Requirements: Images excluded, repeat each entry below exactly.

Records:
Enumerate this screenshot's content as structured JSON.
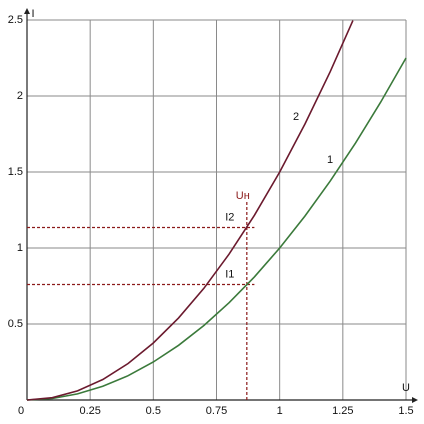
{
  "chart_data": {
    "type": "line",
    "xlabel": "U",
    "ylabel": "I",
    "xlim": [
      0,
      1.5
    ],
    "ylim": [
      0,
      2.5
    ],
    "xticks": [
      0,
      0.25,
      0.5,
      0.75,
      1,
      1.25,
      1.5
    ],
    "yticks": [
      0.5,
      1,
      1.5,
      2,
      2.5
    ],
    "grid": true,
    "series": [
      {
        "name": "1",
        "color": "#3b7a3b",
        "x": [
          0,
          0.1,
          0.2,
          0.3,
          0.4,
          0.5,
          0.6,
          0.7,
          0.8,
          0.9,
          1,
          1.1,
          1.2,
          1.3,
          1.4,
          1.5
        ],
        "values": [
          0,
          0.01,
          0.04,
          0.09,
          0.16,
          0.25,
          0.36,
          0.49,
          0.64,
          0.81,
          1,
          1.21,
          1.44,
          1.69,
          1.96,
          2.25
        ]
      },
      {
        "name": "2",
        "color": "#6b1a2e",
        "x": [
          0,
          0.1,
          0.2,
          0.3,
          0.4,
          0.5,
          0.6,
          0.7,
          0.8,
          0.9,
          1,
          1.1,
          1.2,
          1.29
        ],
        "values": [
          0,
          0.015,
          0.06,
          0.135,
          0.24,
          0.375,
          0.54,
          0.735,
          0.96,
          1.215,
          1.5,
          1.815,
          2.16,
          2.496
        ]
      }
    ],
    "annotations": {
      "un": {
        "label": "Uн",
        "value": 0.87
      },
      "i1": {
        "label": "I1",
        "value": 0.76
      },
      "i2": {
        "label": "I2",
        "value": 1.135
      }
    }
  }
}
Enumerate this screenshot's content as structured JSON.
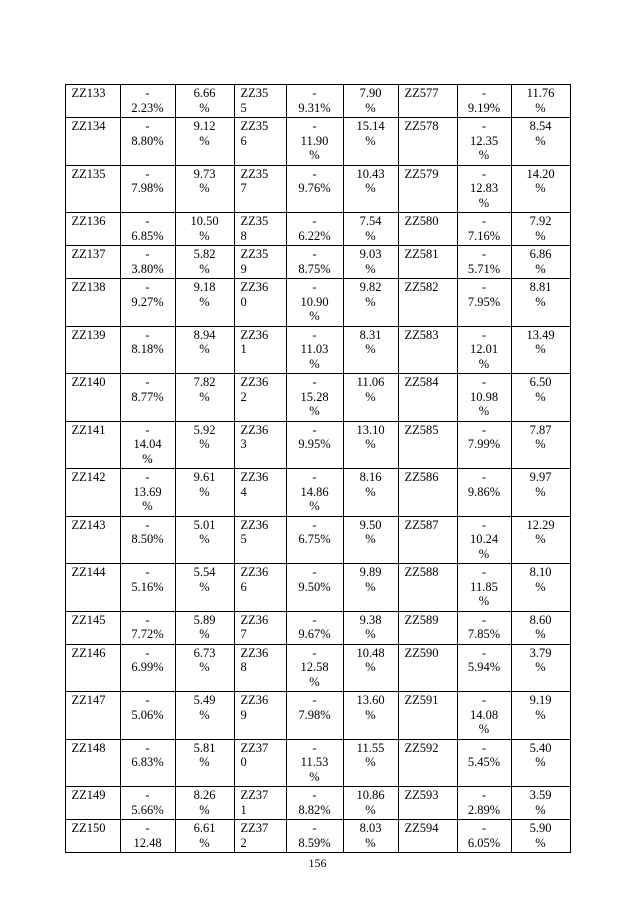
{
  "footer": {
    "page_number": "156"
  },
  "table": {
    "rows": [
      {
        "cells": [
          "ZZ133",
          "-\n2.23%",
          "6.66\n%",
          "ZZ35\n5",
          "-\n9.31%",
          "7.90\n%",
          "ZZ577",
          "-\n9.19%",
          "11.76\n%"
        ]
      },
      {
        "cells": [
          "ZZ134",
          "-\n8.80%",
          "9.12\n%",
          "ZZ35\n6",
          "-\n11.90\n%",
          "15.14\n%",
          "ZZ578",
          "-\n12.35\n%",
          "8.54\n%"
        ]
      },
      {
        "cells": [
          "ZZ135",
          "-\n7.98%",
          "9.73\n%",
          "ZZ35\n7",
          "-\n9.76%",
          "10.43\n%",
          "ZZ579",
          "-\n12.83\n%",
          "14.20\n%"
        ]
      },
      {
        "cells": [
          "ZZ136",
          "-\n6.85%",
          "10.50\n%",
          "ZZ35\n8",
          "-\n6.22%",
          "7.54\n%",
          "ZZ580",
          "-\n7.16%",
          "7.92\n%"
        ]
      },
      {
        "cells": [
          "ZZ137",
          "-\n3.80%",
          "5.82\n%",
          "ZZ35\n9",
          "-\n8.75%",
          "9.03\n%",
          "ZZ581",
          "-\n5.71%",
          "6.86\n%"
        ]
      },
      {
        "cells": [
          "ZZ138",
          "-\n9.27%",
          "9.18\n%",
          "ZZ36\n0",
          "-\n10.90\n%",
          "9.82\n%",
          "ZZ582",
          "-\n7.95%",
          "8.81\n%"
        ]
      },
      {
        "cells": [
          "ZZ139",
          "-\n8.18%",
          "8.94\n%",
          "ZZ36\n1",
          "-\n11.03\n%",
          "8.31\n%",
          "ZZ583",
          "-\n12.01\n%",
          "13.49\n%"
        ]
      },
      {
        "cells": [
          "ZZ140",
          "-\n8.77%",
          "7.82\n%",
          "ZZ36\n2",
          "-\n15.28\n%",
          "11.06\n%",
          "ZZ584",
          "-\n10.98\n%",
          "6.50\n%"
        ]
      },
      {
        "cells": [
          "ZZ141",
          "-\n14.04\n%",
          "5.92\n%",
          "ZZ36\n3",
          "-\n9.95%",
          "13.10\n%",
          "ZZ585",
          "-\n7.99%",
          "7.87\n%"
        ]
      },
      {
        "cells": [
          "ZZ142",
          "-\n13.69\n%",
          "9.61\n%",
          "ZZ36\n4",
          "-\n14.86\n%",
          "8.16\n%",
          "ZZ586",
          "-\n9.86%",
          "9.97\n%"
        ]
      },
      {
        "cells": [
          "ZZ143",
          "-\n8.50%",
          "5.01\n%",
          "ZZ36\n5",
          "-\n6.75%",
          "9.50\n%",
          "ZZ587",
          "-\n10.24\n%",
          "12.29\n%"
        ]
      },
      {
        "cells": [
          "ZZ144",
          "-\n5.16%",
          "5.54\n%",
          "ZZ36\n6",
          "-\n9.50%",
          "9.89\n%",
          "ZZ588",
          "-\n11.85\n%",
          "8.10\n%"
        ]
      },
      {
        "cells": [
          "ZZ145",
          "-\n7.72%",
          "5.89\n%",
          "ZZ36\n7",
          "-\n9.67%",
          "9.38\n%",
          "ZZ589",
          "-\n7.85%",
          "8.60\n%"
        ]
      },
      {
        "cells": [
          "ZZ146",
          "-\n6.99%",
          "6.73\n%",
          "ZZ36\n8",
          "-\n12.58\n%",
          "10.48\n%",
          "ZZ590",
          "-\n5.94%",
          "3.79\n%"
        ]
      },
      {
        "cells": [
          "ZZ147",
          "-\n5.06%",
          "5.49\n%",
          "ZZ36\n9",
          "-\n7.98%",
          "13.60\n%",
          "ZZ591",
          "-\n14.08\n%",
          "9.19\n%"
        ]
      },
      {
        "cells": [
          "ZZ148",
          "-\n6.83%",
          "5.81\n%",
          "ZZ37\n0",
          "-\n11.53\n%",
          "11.55\n%",
          "ZZ592",
          "-\n5.45%",
          "5.40\n%"
        ]
      },
      {
        "cells": [
          "ZZ149",
          "-\n5.66%",
          "8.26\n%",
          "ZZ37\n1",
          "-\n8.82%",
          "10.86\n%",
          "ZZ593",
          "-\n2.89%",
          "3.59\n%"
        ]
      },
      {
        "cells": [
          "ZZ150",
          "-\n12.48",
          "6.61\n%",
          "ZZ37\n2",
          "-\n8.59%",
          "8.03\n%",
          "ZZ594",
          "-\n6.05%",
          "5.90\n%"
        ]
      }
    ]
  }
}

Exercise solution:
Enumerate this screenshot's content as structured JSON.
{
  "chart_data": {
    "type": "line",
    "xlabel": "U",
    "ylabel": "I",
    "xlim": [
      0,
      1.5
    ],
    "ylim": [
      0,
      2.5
    ],
    "xticks": [
      0,
      0.25,
      0.5,
      0.75,
      1,
      1.25,
      1.5
    ],
    "yticks": [
      0.5,
      1,
      1.5,
      2,
      2.5
    ],
    "grid": true,
    "series": [
      {
        "name": "1",
        "color": "#3b7a3b",
        "x": [
          0,
          0.1,
          0.2,
          0.3,
          0.4,
          0.5,
          0.6,
          0.7,
          0.8,
          0.9,
          1,
          1.1,
          1.2,
          1.3,
          1.4,
          1.5
        ],
        "values": [
          0,
          0.01,
          0.04,
          0.09,
          0.16,
          0.25,
          0.36,
          0.49,
          0.64,
          0.81,
          1,
          1.21,
          1.44,
          1.69,
          1.96,
          2.25
        ]
      },
      {
        "name": "2",
        "color": "#6b1a2e",
        "x": [
          0,
          0.1,
          0.2,
          0.3,
          0.4,
          0.5,
          0.6,
          0.7,
          0.8,
          0.9,
          1,
          1.1,
          1.2,
          1.29
        ],
        "values": [
          0,
          0.015,
          0.06,
          0.135,
          0.24,
          0.375,
          0.54,
          0.735,
          0.96,
          1.215,
          1.5,
          1.815,
          2.16,
          2.496
        ]
      }
    ],
    "annotations": {
      "un": {
        "label": "Uн",
        "value": 0.87
      },
      "i1": {
        "label": "I1",
        "value": 0.76
      },
      "i2": {
        "label": "I2",
        "value": 1.135
      }
    }
  }
}
Enumerate this screenshot's content as structured JSON.
{
  "footer": {
    "page_number": "156"
  },
  "table": {
    "rows": [
      {
        "cells": [
          "ZZ133",
          "-\n2.23%",
          "6.66\n%",
          "ZZ35\n5",
          "-\n9.31%",
          "7.90\n%",
          "ZZ577",
          "-\n9.19%",
          "11.76\n%"
        ]
      },
      {
        "cells": [
          "ZZ134",
          "-\n8.80%",
          "9.12\n%",
          "ZZ35\n6",
          "-\n11.90\n%",
          "15.14\n%",
          "ZZ578",
          "-\n12.35\n%",
          "8.54\n%"
        ]
      },
      {
        "cells": [
          "ZZ135",
          "-\n7.98%",
          "9.73\n%",
          "ZZ35\n7",
          "-\n9.76%",
          "10.43\n%",
          "ZZ579",
          "-\n12.83\n%",
          "14.20\n%"
        ]
      },
      {
        "cells": [
          "ZZ136",
          "-\n6.85%",
          "10.50\n%",
          "ZZ35\n8",
          "-\n6.22%",
          "7.54\n%",
          "ZZ580",
          "-\n7.16%",
          "7.92\n%"
        ]
      },
      {
        "cells": [
          "ZZ137",
          "-\n3.80%",
          "5.82\n%",
          "ZZ35\n9",
          "-\n8.75%",
          "9.03\n%",
          "ZZ581",
          "-\n5.71%",
          "6.86\n%"
        ]
      },
      {
        "cells": [
          "ZZ138",
          "-\n9.27%",
          "9.18\n%",
          "ZZ36\n0",
          "-\n10.90\n%",
          "9.82\n%",
          "ZZ582",
          "-\n7.95%",
          "8.81\n%"
        ]
      },
      {
        "cells": [
          "ZZ139",
          "-\n8.18%",
          "8.94\n%",
          "ZZ36\n1",
          "-\n11.03\n%",
          "8.31\n%",
          "ZZ583",
          "-\n12.01\n%",
          "13.49\n%"
        ]
      },
      {
        "cells": [
          "ZZ140",
          "-\n8.77%",
          "7.82\n%",
          "ZZ36\n2",
          "-\n15.28\n%",
          "11.06\n%",
          "ZZ584",
          "-\n10.98\n%",
          "6.50\n%"
        ]
      },
      {
        "cells": [
          "ZZ141",
          "-\n14.04\n%",
          "5.92\n%",
          "ZZ36\n3",
          "-\n9.95%",
          "13.10\n%",
          "ZZ585",
          "-\n7.99%",
          "7.87\n%"
        ]
      },
      {
        "cells": [
          "ZZ142",
          "-\n13.69\n%",
          "9.61\n%",
          "ZZ36\n4",
          "-\n14.86\n%",
          "8.16\n%",
          "ZZ586",
          "-\n9.86%",
          "9.97\n%"
        ]
      },
      {
        "cells": [
          "ZZ143",
          "-\n8.50%",
          "5.01\n%",
          "ZZ36\n5",
          "-\n6.75%",
          "9.50\n%",
          "ZZ587",
          "-\n10.24\n%",
          "12.29\n%"
        ]
      },
      {
        "cells": [
          "ZZ144",
          "-\n5.16%",
          "5.54\n%",
          "ZZ36\n6",
          "-\n9.50%",
          "9.89\n%",
          "ZZ588",
          "-\n11.85\n%",
          "8.10\n%"
        ]
      },
      {
        "cells": [
          "ZZ145",
          "-\n7.72%",
          "5.89\n%",
          "ZZ36\n7",
          "-\n9.67%",
          "9.38\n%",
          "ZZ589",
          "-\n7.85%",
          "8.60\n%"
        ]
      },
      {
        "cells": [
          "ZZ146",
          "-\n6.99%",
          "6.73\n%",
          "ZZ36\n8",
          "-\n12.58\n%",
          "10.48\n%",
          "ZZ590",
          "-\n5.94%",
          "3.79\n%"
        ]
      },
      {
        "cells": [
          "ZZ147",
          "-\n5.06%",
          "5.49\n%",
          "ZZ36\n9",
          "-\n7.98%",
          "13.60\n%",
          "ZZ591",
          "-\n14.08\n%",
          "9.19\n%"
        ]
      },
      {
        "cells": [
          "ZZ148",
          "-\n6.83%",
          "5.81\n%",
          "ZZ37\n0",
          "-\n11.53\n%",
          "11.55\n%",
          "ZZ592",
          "-\n5.45%",
          "5.40\n%"
        ]
      },
      {
        "cells": [
          "ZZ149",
          "-\n5.66%",
          "8.26\n%",
          "ZZ37\n1",
          "-\n8.82%",
          "10.86\n%",
          "ZZ593",
          "-\n2.89%",
          "3.59\n%"
        ]
      },
      {
        "cells": [
          "ZZ150",
          "-\n12.48",
          "6.61\n%",
          "ZZ37\n2",
          "-\n8.59%",
          "8.03\n%",
          "ZZ594",
          "-\n6.05%",
          "5.90\n%"
        ]
      }
    ]
  }
}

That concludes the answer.